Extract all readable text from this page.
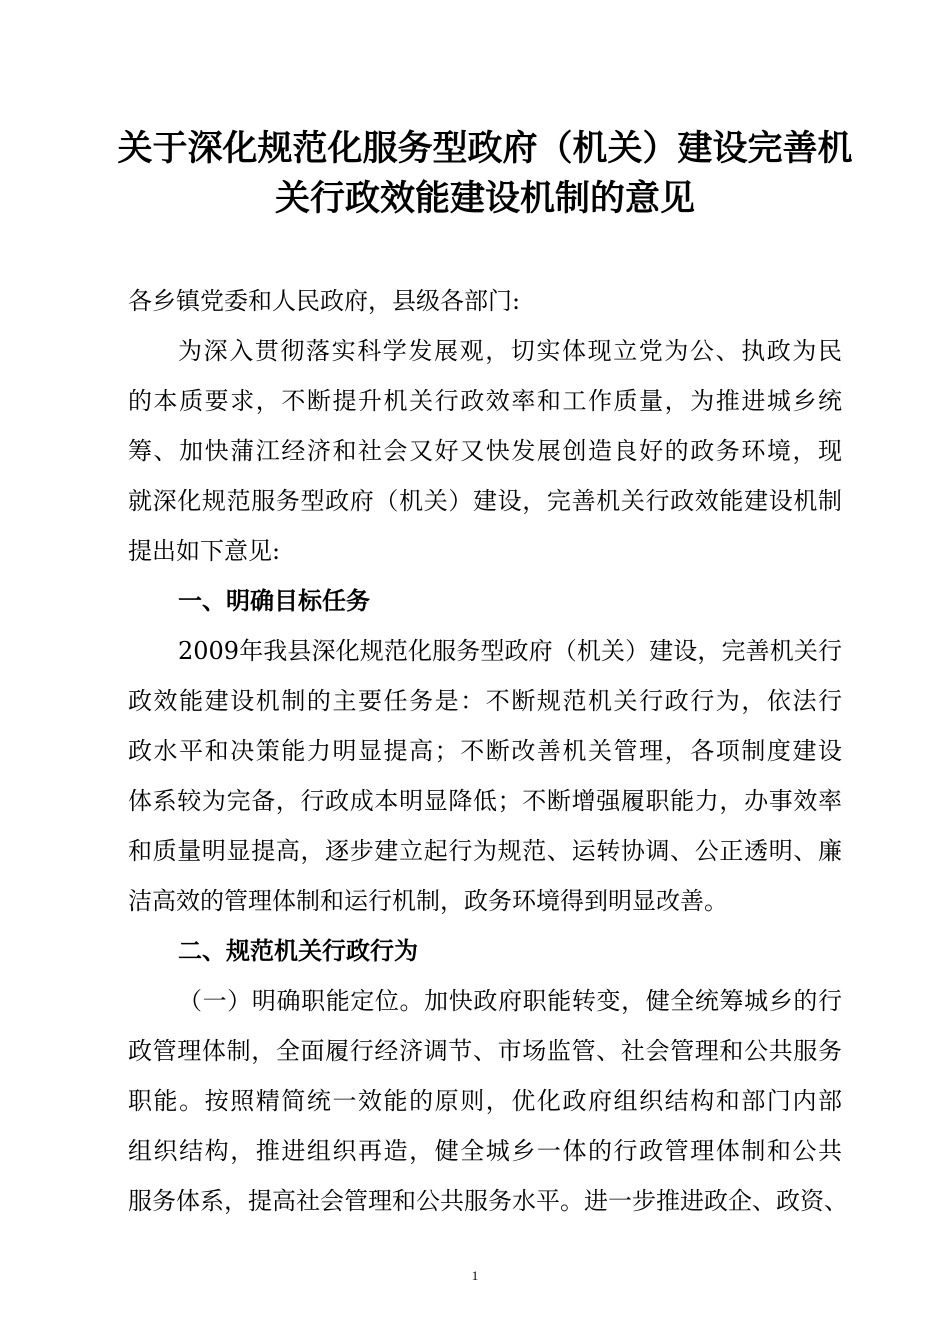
关于深化规范化服务型政府（机关）建设完善机
关行政效能建设机制的意见

各乡镇党委和人民政府，县级各部门:

为深入贯彻落实科学发展观，切实体现立党为公、执政为民

的本质要求，不断提升机关行政效率和工作质量，为推进城乡统

筹、加快蒲江经济和社会又好又快发展创造良好的政务环境，现

就深化规范服务型政府（机关）建设，完善机关行政效能建设机制

提出如下意见:

一、明确目标任务

2009年我县深化规范化服务型政府（机关）建设，完善机关行

政效能建设机制的主要任务是：不断规范机关行政行为，依法行

政水平和决策能力明显提高；不断改善机关管理，各项制度建设

体系较为完备，行政成本明显降低；不断增强履职能力，办事效率

和质量明显提高，逐步建立起行为规范、运转协调、公正透明、廉

洁高效的管理体制和运行机制，政务环境得到明显改善。

二、规范机关行政行为

（一）明确职能定位。加快政府职能转变，健全统筹城乡的行

政管理体制，全面履行经济调节、市场监管、社会管理和公共服务

职能。按照精简统一效能的原则，优化政府组织结构和部门内部

组织结构，推进组织再造，健全城乡一体的行政管理体制和公共

服务体系，提高社会管理和公共服务水平。进一步推进政企、政资、

1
────────
** Set exercise **
Print the complete listing exactly as it stands, without its pictures.

** The response **
Extract all readable text from this page.
关于深化规范化服务型政府（机关）建设完善机
关行政效能建设机制的意见

各乡镇党委和人民政府，县级各部门:

为深入贯彻落实科学发展观，切实体现立党为公、执政为民

的本质要求，不断提升机关行政效率和工作质量，为推进城乡统

筹、加快蒲江经济和社会又好又快发展创造良好的政务环境，现

就深化规范服务型政府（机关）建设，完善机关行政效能建设机制

提出如下意见:

一、明确目标任务

2009年我县深化规范化服务型政府（机关）建设，完善机关行

政效能建设机制的主要任务是：不断规范机关行政行为，依法行

政水平和决策能力明显提高；不断改善机关管理，各项制度建设

体系较为完备，行政成本明显降低；不断增强履职能力，办事效率

和质量明显提高，逐步建立起行为规范、运转协调、公正透明、廉

洁高效的管理体制和运行机制，政务环境得到明显改善。

二、规范机关行政行为

（一）明确职能定位。加快政府职能转变，健全统筹城乡的行

政管理体制，全面履行经济调节、市场监管、社会管理和公共服务

职能。按照精简统一效能的原则，优化政府组织结构和部门内部

组织结构，推进组织再造，健全城乡一体的行政管理体制和公共

服务体系，提高社会管理和公共服务水平。进一步推进政企、政资、

1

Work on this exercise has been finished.